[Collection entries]
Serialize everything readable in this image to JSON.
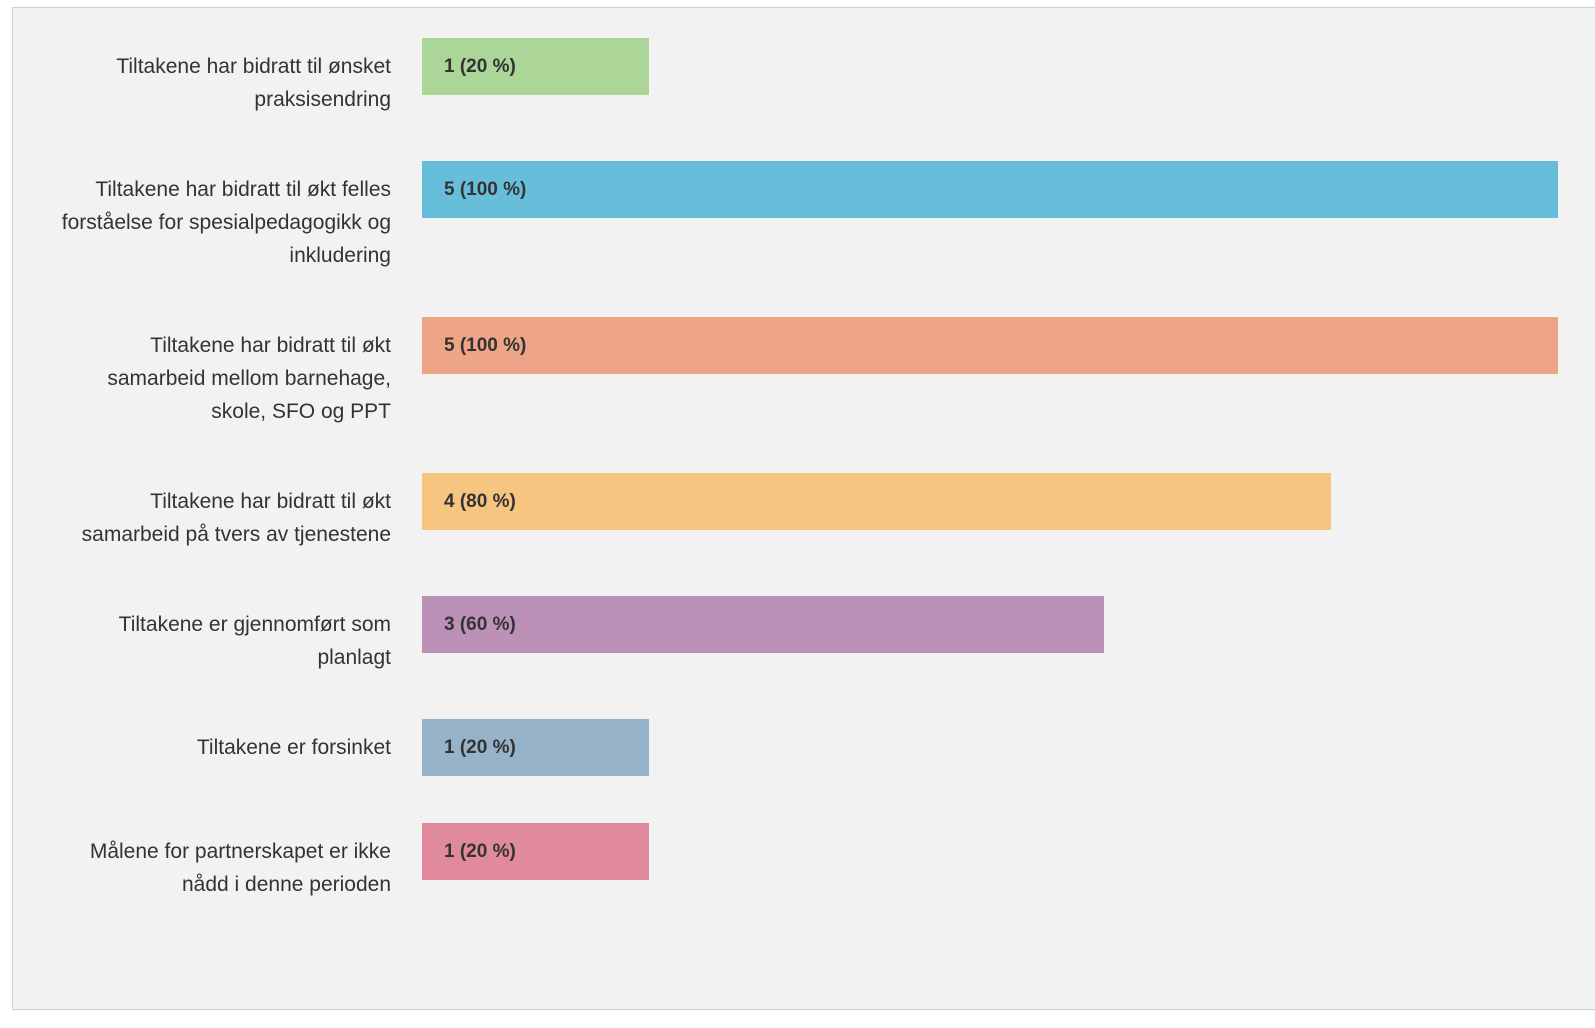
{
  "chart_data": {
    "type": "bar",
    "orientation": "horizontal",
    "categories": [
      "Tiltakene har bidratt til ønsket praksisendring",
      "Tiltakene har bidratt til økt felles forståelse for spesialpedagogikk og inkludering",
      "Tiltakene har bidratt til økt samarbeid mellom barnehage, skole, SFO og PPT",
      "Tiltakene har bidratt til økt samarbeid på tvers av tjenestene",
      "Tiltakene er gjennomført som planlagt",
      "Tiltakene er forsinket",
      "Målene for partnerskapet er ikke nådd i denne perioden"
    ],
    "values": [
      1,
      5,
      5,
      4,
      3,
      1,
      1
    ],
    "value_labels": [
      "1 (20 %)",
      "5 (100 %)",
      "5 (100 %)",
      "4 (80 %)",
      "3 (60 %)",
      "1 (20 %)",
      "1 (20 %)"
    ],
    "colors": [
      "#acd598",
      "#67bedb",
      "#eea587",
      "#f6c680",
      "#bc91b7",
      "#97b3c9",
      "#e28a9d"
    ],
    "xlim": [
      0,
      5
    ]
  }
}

_WHAT IS EXPECTED_
Copy out the records above in full, exactly as written, but not the pictures.

_ANSWER FOR THIS EXERCISE_
Serialize everything readable in this image to JSON.
{
  "chart_data": {
    "type": "bar",
    "orientation": "horizontal",
    "categories": [
      "Tiltakene har bidratt til ønsket praksisendring",
      "Tiltakene har bidratt til økt felles forståelse for spesialpedagogikk og inkludering",
      "Tiltakene har bidratt til økt samarbeid mellom barnehage, skole, SFO og PPT",
      "Tiltakene har bidratt til økt samarbeid på tvers av tjenestene",
      "Tiltakene er gjennomført som planlagt",
      "Tiltakene er forsinket",
      "Målene for partnerskapet er ikke nådd i denne perioden"
    ],
    "values": [
      1,
      5,
      5,
      4,
      3,
      1,
      1
    ],
    "value_labels": [
      "1 (20 %)",
      "5 (100 %)",
      "5 (100 %)",
      "4 (80 %)",
      "3 (60 %)",
      "1 (20 %)",
      "1 (20 %)"
    ],
    "colors": [
      "#acd598",
      "#67bedb",
      "#eea587",
      "#f6c680",
      "#bc91b7",
      "#97b3c9",
      "#e28a9d"
    ],
    "xlim": [
      0,
      5
    ]
  }
}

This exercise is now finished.